FDA Approves New Melanoma Treatment
The Food and Drug Administration has approved a cancer therapy for advanced melanoma, NBC News reports.
What’s going on: “The treatment, called Amtagvi, from Iovance Biotherapeutics, is for metastatic melanoma patients who have already tried and failed other drugs. It’s known as TIL therapy and involves boosting the number of immune cells inside tumors, harnessing their power to fight the cancer.”
- The news marks the first time a cellular therapy has been green-lighted to treat solid tumors.
- While this approval is only for melanoma—the skin cancer with the highest mortality rate—experts believe the therapy “holds promise for treating other solid tumors, which account for 90% of all cancers.”
- The company is now conducting a larger phase 3 trial to confirm the drug’s benefits, according to NBC News.
Why it’s important: “It is our hope that future iterations of TIL therapy will be important for lung cancer, colon cancer, head and neck cancer, bladder cancer and many other cancer types,” said Dr. Patrick Hwu, chief executive of the Moffitt Cancer Center in Tampa, Florida, who was involved in Amtagvi’s clinical trials of TIL therapy.
- TIL therapy is similar to CAR T-cell therapy, a cell-based treatment in which a patient’s own T-cells are removed from the blood, “programmed” in a lab to root out and fight cancer cells and then put back into the body. In TIL therapy, the cells used are taken from a solid tumor.
Not risk-free: “Putting billions of cells back into the body is not entirely risk-free, however … It’s possible that the body’s immune system could overreact in what’s known as a cytokine storm, which can cause flu-like symptoms, low blood pressure and organ damage.”
- But in clinical trial data for Amtagvi, tumors shrank in about a third of the patients who received the therapy.

^^^^

Reproduce the text on the FDA's approval of the melanoma treatment word for word, from its headline to its final line.

^^^^

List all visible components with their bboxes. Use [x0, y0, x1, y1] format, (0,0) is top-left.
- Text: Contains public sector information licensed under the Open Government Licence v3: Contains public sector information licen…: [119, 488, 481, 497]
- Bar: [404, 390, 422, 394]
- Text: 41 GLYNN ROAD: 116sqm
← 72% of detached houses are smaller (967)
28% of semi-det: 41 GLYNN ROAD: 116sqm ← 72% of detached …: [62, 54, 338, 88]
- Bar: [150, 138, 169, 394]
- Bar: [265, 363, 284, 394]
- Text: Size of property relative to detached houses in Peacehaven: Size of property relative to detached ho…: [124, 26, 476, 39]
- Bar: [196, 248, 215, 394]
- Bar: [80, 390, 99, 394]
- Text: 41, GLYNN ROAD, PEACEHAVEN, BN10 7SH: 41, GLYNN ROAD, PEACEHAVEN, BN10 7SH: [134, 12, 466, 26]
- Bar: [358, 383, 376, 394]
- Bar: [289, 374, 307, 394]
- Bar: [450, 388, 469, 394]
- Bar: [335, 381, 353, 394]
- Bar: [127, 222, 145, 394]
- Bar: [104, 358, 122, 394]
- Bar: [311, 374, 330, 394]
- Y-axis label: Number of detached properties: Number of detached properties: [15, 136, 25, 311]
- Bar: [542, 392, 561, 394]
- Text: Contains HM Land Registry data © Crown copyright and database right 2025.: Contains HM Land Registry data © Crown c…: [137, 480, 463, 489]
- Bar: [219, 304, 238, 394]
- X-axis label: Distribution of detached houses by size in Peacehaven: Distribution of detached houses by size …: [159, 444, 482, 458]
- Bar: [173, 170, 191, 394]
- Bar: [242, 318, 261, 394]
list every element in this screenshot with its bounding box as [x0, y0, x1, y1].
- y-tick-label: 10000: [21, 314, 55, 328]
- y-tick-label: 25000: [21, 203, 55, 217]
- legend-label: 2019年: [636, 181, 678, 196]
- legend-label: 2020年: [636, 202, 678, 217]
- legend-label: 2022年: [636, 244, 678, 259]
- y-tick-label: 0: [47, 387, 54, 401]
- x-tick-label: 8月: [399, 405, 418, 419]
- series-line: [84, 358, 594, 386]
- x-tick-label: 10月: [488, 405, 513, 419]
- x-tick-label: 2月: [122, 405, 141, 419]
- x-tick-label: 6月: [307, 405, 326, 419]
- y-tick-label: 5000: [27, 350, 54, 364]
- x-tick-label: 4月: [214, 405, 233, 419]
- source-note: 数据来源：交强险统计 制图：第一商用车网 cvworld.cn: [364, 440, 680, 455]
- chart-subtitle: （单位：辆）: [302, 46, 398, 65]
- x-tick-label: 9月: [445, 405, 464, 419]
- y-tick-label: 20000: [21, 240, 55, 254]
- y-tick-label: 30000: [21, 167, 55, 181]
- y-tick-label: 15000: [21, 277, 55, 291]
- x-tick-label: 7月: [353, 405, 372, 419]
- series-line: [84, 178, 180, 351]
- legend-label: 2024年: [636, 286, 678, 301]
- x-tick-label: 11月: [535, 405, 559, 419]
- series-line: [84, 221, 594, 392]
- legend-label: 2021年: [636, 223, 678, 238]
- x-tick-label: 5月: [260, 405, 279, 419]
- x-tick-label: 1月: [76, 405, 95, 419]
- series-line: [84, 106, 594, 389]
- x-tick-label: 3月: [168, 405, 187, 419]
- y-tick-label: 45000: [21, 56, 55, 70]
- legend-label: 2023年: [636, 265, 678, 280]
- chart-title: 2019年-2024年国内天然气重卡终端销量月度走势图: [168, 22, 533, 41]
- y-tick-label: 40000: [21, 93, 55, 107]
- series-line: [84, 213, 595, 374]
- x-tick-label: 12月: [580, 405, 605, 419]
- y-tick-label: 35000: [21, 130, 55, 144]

^^^^

== Output for this exercise ==
FDA Approves New Melanoma Treatment
The Food and Drug Administration has approved a cancer therapy for advanced melanoma, NBC News reports.
What’s going on: “The treatment, called Amtagvi, from Iovance Biotherapeutics, is for metastatic melanoma patients who have already tried and failed other drugs. It’s known as TIL therapy and involves boosting the number of immune cells inside tumors, harnessing their power to fight the cancer.”
- The news marks the first time a cellular therapy has been green-lighted to treat solid tumors.
- While this approval is only for melanoma—the skin cancer with the highest mortality rate—experts believe the therapy “holds promise for treating other solid tumors, which account for 90% of all cancers.”
- The company is now conducting a larger phase 3 trial to confirm the drug’s benefits, according to NBC News.
Why it’s important: “It is our hope that future iterations of TIL therapy will be important for lung cancer, colon cancer, head and neck cancer, bladder cancer and many other cancer types,” said Dr. Patrick Hwu, chief executive of the Moffitt Cancer Center in Tampa, Florida, who was involved in Amtagvi’s clinical trials of TIL therapy.
- TIL therapy is similar to CAR T-cell therapy, a cell-based treatment in which a patient’s own T-cells are removed from the blood, “programmed” in a lab to root out and fight cancer cells and then put back into the body. In TIL therapy, the cells used are taken from a solid tumor.
Not risk-free: “Putting billions of cells back into the body is not entirely risk-free, however … It’s possible that the body’s immune system could overreact in what’s known as a cytokine storm, which can cause flu-like symptoms, low blood pressure and organ damage.”
- But in clinical trial data for Amtagvi, tumors shrank in about a third of the patients who received the therapy.